--- GOAL OF THE EXERCISE ---
Count every line of the material that holds the string "values". Respond with the total only.

--- Records from a collection ---
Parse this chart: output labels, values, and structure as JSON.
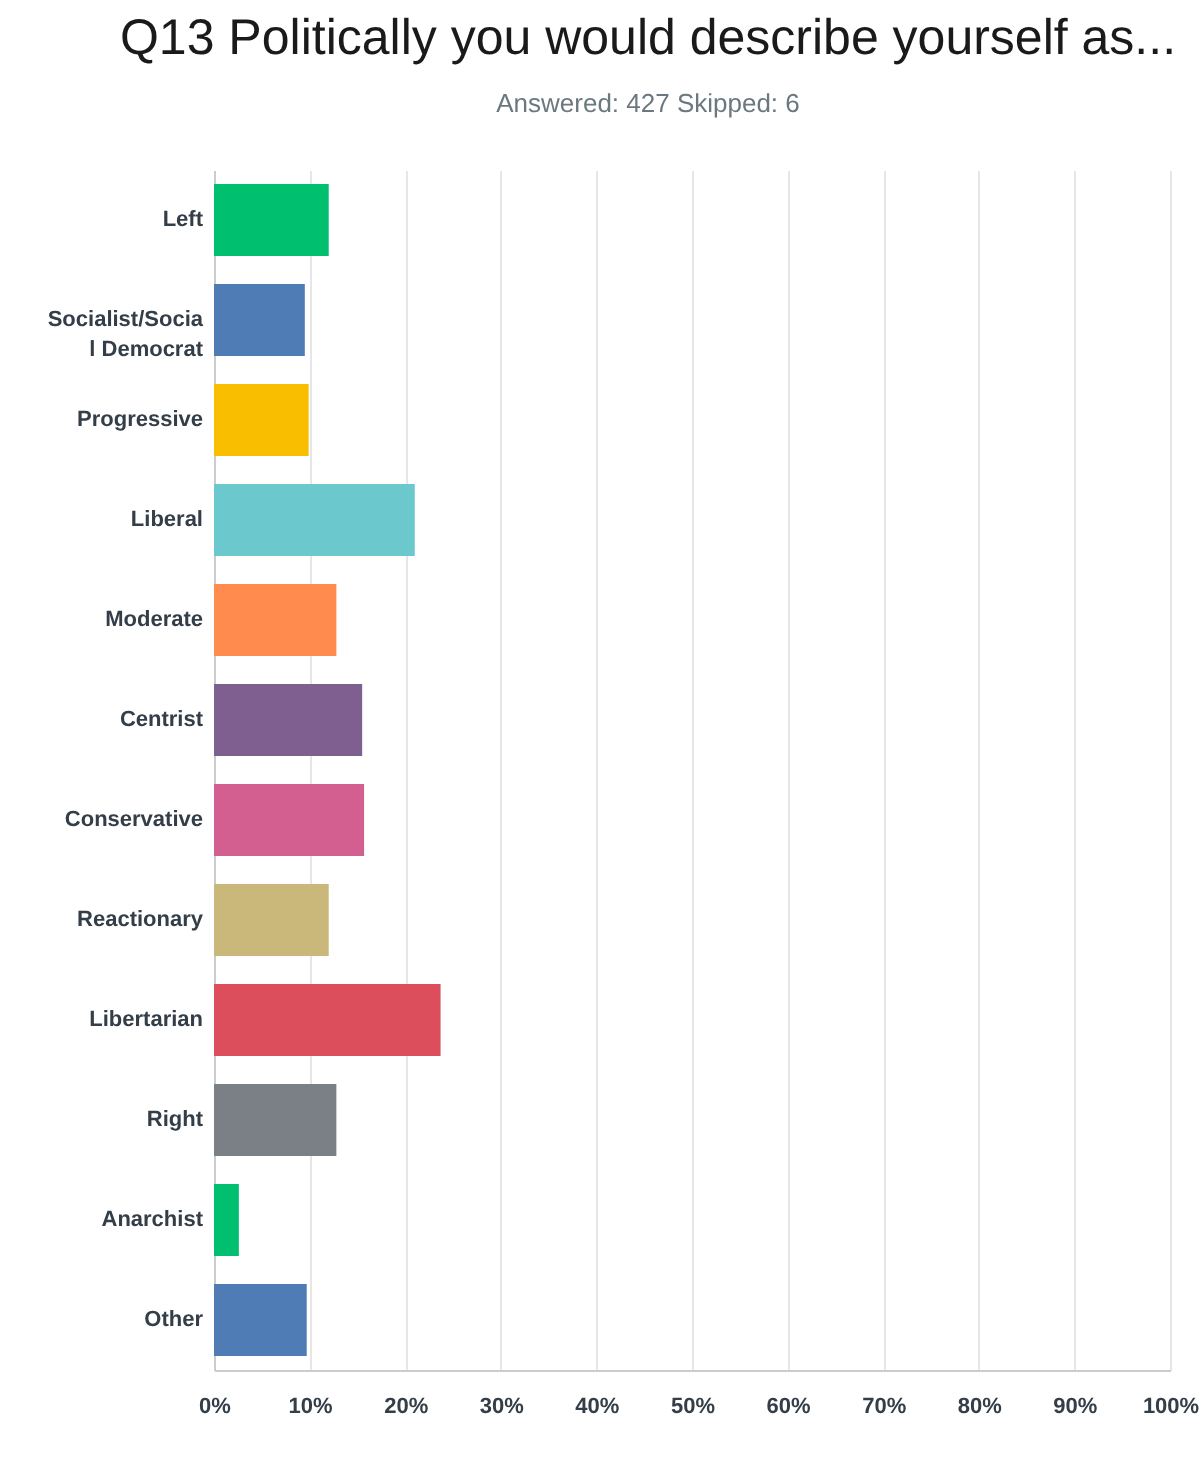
{
  "chart_data": {
    "type": "bar",
    "orientation": "horizontal",
    "title": "Q13 Politically you would describe yourself as...",
    "subtitle": "Answered: 427      Skipped: 6",
    "categories": [
      "Left",
      "Socialist/Socia\nl Democrat",
      "Progressive",
      "Liberal",
      "Moderate",
      "Centrist",
      "Conservative",
      "Reactionary",
      "Libertarian",
      "Right",
      "Anarchist",
      "Other"
    ],
    "values": [
      12.0,
      9.5,
      9.9,
      21.0,
      12.8,
      15.5,
      15.7,
      12.0,
      23.7,
      12.8,
      2.6,
      9.7
    ],
    "colors": [
      "#00bf6f",
      "#507cb6",
      "#f9be00",
      "#6bc8cd",
      "#ff8b4f",
      "#7f5f90",
      "#d25f90",
      "#c9b87a",
      "#dc4e5c",
      "#7a8086",
      "#00bf6f",
      "#507cb6"
    ],
    "xlim": [
      0,
      100
    ],
    "xticks": [
      {
        "value": 0,
        "label": "0%"
      },
      {
        "value": 10,
        "label": "10%"
      },
      {
        "value": 20,
        "label": "20%"
      },
      {
        "value": 30,
        "label": "30%"
      },
      {
        "value": 40,
        "label": "40%"
      },
      {
        "value": 50,
        "label": "50%"
      },
      {
        "value": 60,
        "label": "60%"
      },
      {
        "value": 70,
        "label": "70%"
      },
      {
        "value": 80,
        "label": "80%"
      },
      {
        "value": 90,
        "label": "90%"
      },
      {
        "value": 100,
        "label": "100%"
      }
    ],
    "grid": "x"
  }
}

--- FINISHED ANSWER ---
2